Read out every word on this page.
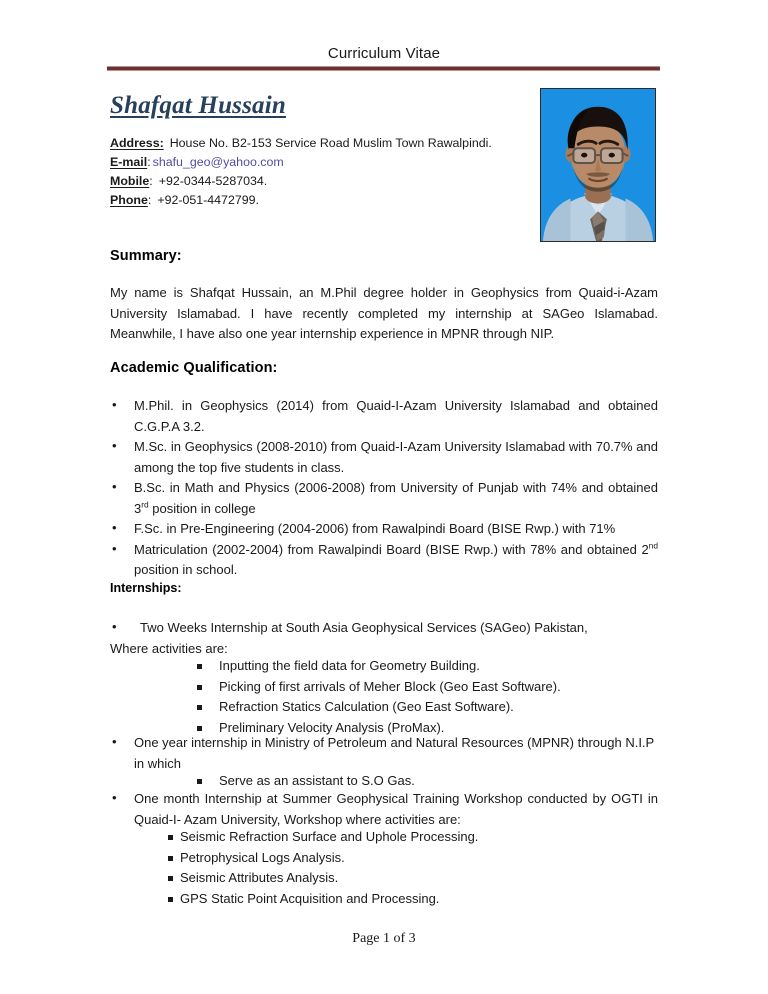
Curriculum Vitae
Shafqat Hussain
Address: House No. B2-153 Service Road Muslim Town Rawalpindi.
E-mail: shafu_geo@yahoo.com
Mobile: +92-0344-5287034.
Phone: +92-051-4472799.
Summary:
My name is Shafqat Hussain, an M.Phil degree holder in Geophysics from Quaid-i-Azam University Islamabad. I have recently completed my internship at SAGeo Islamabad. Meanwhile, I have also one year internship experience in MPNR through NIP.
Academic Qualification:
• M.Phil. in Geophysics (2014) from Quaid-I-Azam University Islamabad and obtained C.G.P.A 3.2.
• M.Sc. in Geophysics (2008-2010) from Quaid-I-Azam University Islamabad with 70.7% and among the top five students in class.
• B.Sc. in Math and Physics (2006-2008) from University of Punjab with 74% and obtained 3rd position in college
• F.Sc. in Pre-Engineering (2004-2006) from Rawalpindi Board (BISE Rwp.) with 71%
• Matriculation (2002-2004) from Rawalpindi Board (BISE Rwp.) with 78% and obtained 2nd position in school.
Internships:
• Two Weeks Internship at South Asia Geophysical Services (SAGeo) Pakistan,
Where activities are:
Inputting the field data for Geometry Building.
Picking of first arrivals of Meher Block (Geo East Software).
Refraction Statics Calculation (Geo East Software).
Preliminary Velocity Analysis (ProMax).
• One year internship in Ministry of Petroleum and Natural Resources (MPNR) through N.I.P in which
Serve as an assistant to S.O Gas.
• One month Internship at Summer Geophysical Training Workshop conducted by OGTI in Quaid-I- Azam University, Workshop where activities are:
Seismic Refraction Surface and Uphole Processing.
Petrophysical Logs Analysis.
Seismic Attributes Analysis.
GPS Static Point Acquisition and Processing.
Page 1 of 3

================================

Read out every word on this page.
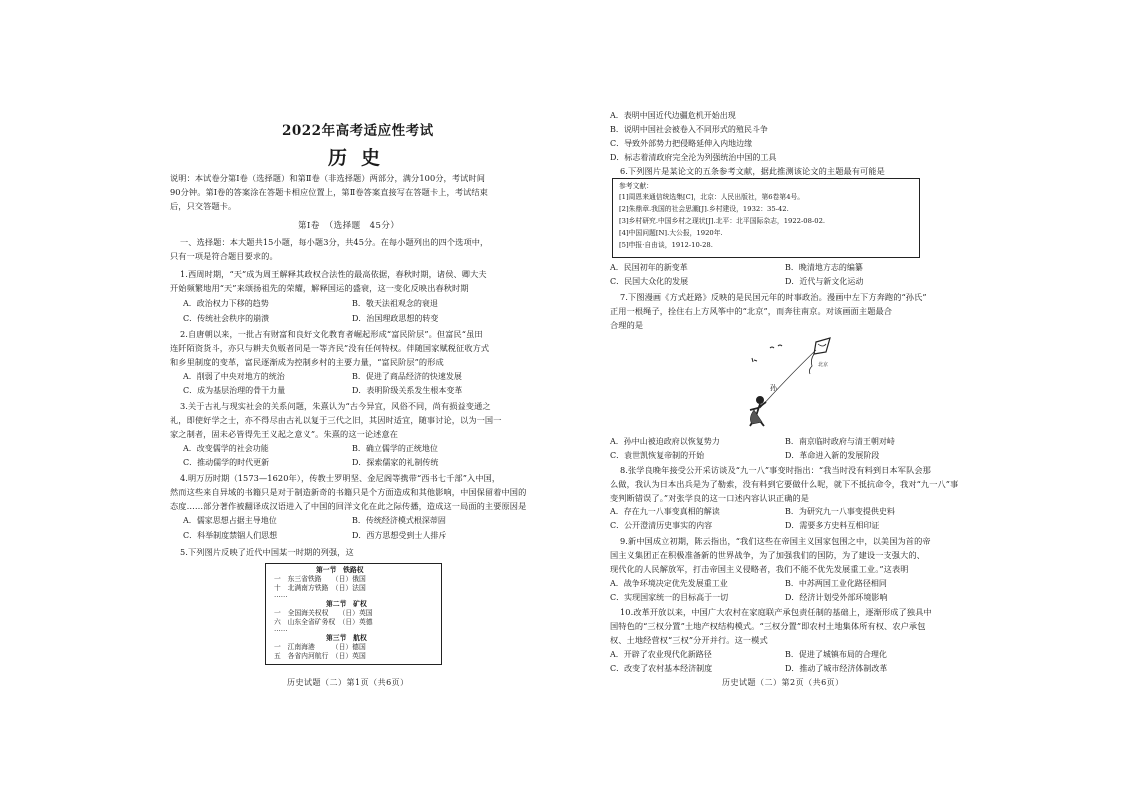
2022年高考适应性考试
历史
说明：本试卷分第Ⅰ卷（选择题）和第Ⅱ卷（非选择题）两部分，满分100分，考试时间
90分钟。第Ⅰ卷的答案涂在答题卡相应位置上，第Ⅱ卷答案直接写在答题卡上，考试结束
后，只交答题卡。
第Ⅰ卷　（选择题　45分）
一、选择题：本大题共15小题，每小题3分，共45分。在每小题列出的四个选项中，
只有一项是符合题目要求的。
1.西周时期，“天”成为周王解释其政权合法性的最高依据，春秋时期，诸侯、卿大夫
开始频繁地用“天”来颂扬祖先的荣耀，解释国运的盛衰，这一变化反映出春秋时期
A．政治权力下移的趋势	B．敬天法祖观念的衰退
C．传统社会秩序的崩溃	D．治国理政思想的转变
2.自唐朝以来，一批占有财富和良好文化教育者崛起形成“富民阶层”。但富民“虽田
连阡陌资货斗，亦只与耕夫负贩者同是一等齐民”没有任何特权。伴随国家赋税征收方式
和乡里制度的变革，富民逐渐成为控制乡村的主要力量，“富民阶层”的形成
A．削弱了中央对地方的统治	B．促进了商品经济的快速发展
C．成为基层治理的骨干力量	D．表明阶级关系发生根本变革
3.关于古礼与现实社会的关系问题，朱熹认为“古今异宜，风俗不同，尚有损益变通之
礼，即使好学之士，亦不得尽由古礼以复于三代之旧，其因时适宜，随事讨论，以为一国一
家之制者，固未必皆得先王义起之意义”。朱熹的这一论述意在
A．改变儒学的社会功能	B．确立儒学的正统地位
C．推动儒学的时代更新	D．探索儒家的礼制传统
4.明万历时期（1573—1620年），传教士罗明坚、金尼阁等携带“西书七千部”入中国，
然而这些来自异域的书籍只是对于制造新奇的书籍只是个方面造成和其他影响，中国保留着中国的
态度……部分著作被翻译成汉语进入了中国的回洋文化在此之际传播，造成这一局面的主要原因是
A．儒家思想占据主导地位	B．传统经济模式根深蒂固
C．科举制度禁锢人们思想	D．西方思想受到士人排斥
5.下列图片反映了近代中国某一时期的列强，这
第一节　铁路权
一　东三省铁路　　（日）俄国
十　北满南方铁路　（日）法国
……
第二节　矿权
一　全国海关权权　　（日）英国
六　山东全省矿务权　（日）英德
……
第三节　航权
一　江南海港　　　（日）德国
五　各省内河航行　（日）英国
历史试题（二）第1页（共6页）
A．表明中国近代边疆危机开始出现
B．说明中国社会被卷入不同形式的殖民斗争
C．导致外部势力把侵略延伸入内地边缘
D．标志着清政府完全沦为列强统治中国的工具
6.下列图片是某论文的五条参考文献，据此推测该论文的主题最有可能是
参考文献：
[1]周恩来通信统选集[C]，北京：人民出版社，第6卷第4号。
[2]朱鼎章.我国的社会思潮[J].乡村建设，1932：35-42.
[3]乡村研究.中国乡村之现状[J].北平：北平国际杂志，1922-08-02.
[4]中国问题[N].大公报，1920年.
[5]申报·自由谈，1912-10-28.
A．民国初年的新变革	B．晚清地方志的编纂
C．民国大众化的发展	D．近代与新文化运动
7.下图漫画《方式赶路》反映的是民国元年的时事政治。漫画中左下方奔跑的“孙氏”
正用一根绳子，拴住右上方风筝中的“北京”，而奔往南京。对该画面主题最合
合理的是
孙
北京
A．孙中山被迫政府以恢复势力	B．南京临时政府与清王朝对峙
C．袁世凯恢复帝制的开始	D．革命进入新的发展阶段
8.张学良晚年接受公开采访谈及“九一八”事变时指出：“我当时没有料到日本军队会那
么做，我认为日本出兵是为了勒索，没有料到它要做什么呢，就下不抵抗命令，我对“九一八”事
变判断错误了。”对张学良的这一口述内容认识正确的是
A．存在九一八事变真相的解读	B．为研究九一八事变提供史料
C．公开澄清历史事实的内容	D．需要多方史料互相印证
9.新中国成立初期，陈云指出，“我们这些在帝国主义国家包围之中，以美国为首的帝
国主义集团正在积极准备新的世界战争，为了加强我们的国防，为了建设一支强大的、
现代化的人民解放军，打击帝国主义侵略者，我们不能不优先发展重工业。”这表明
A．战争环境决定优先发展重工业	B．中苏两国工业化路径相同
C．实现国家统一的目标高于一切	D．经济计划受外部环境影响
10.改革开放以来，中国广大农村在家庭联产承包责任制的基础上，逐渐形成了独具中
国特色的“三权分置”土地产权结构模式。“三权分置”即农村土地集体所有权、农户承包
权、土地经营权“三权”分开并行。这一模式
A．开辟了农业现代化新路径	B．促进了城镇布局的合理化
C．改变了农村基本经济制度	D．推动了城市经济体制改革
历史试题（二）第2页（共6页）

================================

■ **Short problem**: Copy each line that holds the word "with".

■ **Result of the exercise**:
• M.Sc. in Geophysics (2008-2010) from Quaid-I-Azam University Islamabad with 70.7% and among the top five students in class.
• B.Sc. in Math and Physics (2006-2008) from University of Punjab with 74% and obtained 3rd position in college
• F.Sc. in Pre-Engineering (2004-2006) from Rawalpindi Board (BISE Rwp.) with 71%
• Matriculation (2002-2004) from Rawalpindi Board (BISE Rwp.) with 78% and obtained 2nd position in school.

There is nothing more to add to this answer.